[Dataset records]
— start —
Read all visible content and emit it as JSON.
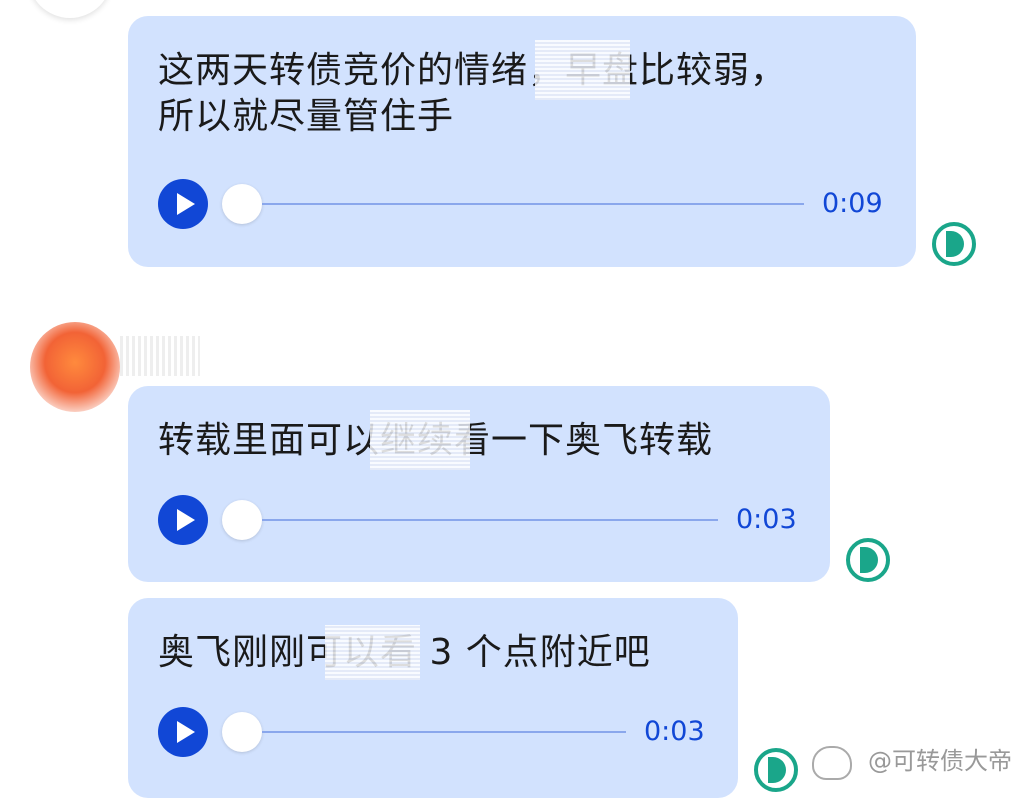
{
  "messages": [
    {
      "text": "这两天转债竞价的情绪，早盘比较弱，\n所以就尽量管住手",
      "duration": "0:09"
    },
    {
      "text": "转载里面可以继续看一下奥飞转载",
      "duration": "0:03"
    },
    {
      "text": "奥飞刚刚可以看 3 个点附近吧",
      "duration": "0:03"
    }
  ],
  "watermark": "@可转债大帝",
  "colors": {
    "bubble": "#d2e2fe",
    "accent": "#1147d6",
    "status": "#1aa68a"
  }
}
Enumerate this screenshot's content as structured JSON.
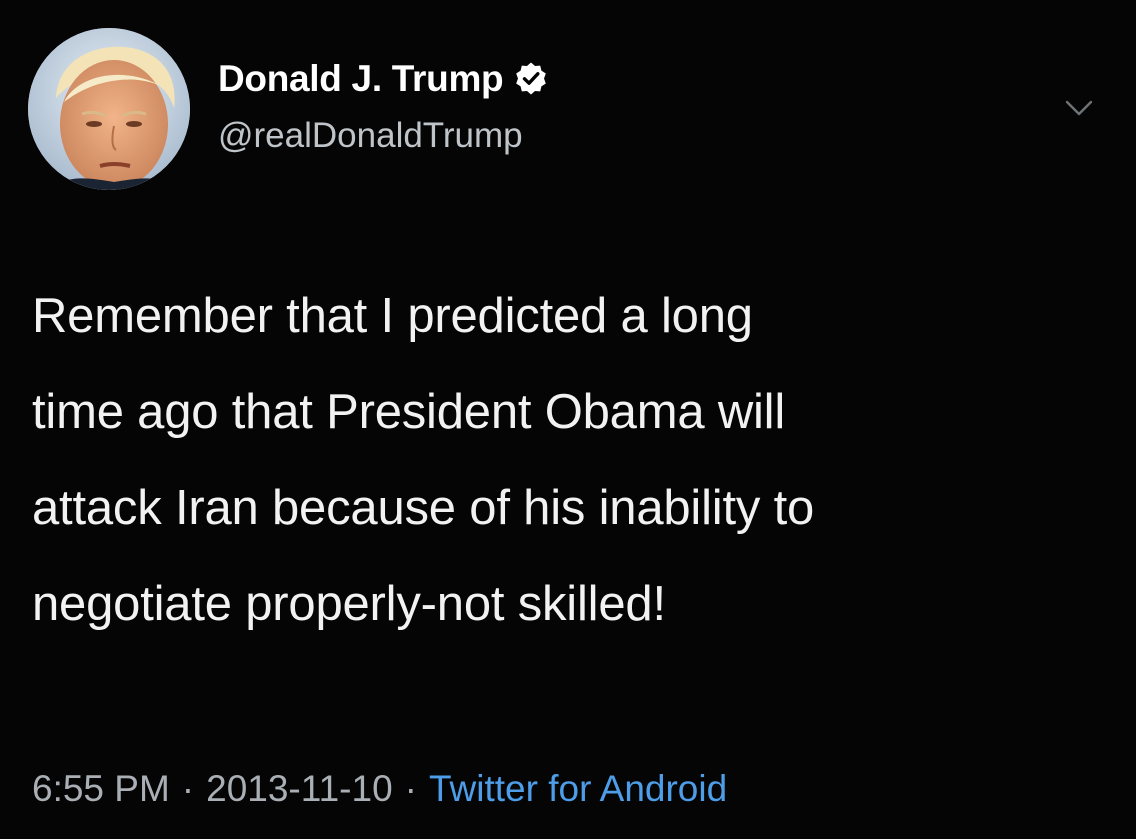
— end —
INSTRUCTIONS FOR THE TASK: All records must be output exactly as they are, except for the pictures, which are left out.

COMPLETE OUTPUT:
Read all visible content and emit it as JSON.
{
  "messages": [
    {
      "text": "这两天转债竞价的情绪，早盘比较弱，\n所以就尽量管住手",
      "duration": "0:09"
    },
    {
      "text": "转载里面可以继续看一下奥飞转载",
      "duration": "0:03"
    },
    {
      "text": "奥飞刚刚可以看 3 个点附近吧",
      "duration": "0:03"
    }
  ],
  "watermark": "@可转债大帝",
  "colors": {
    "bubble": "#d2e2fe",
    "accent": "#1147d6",
    "status": "#1aa68a"
  }
}
Enumerate this screenshot's content as structured JSON.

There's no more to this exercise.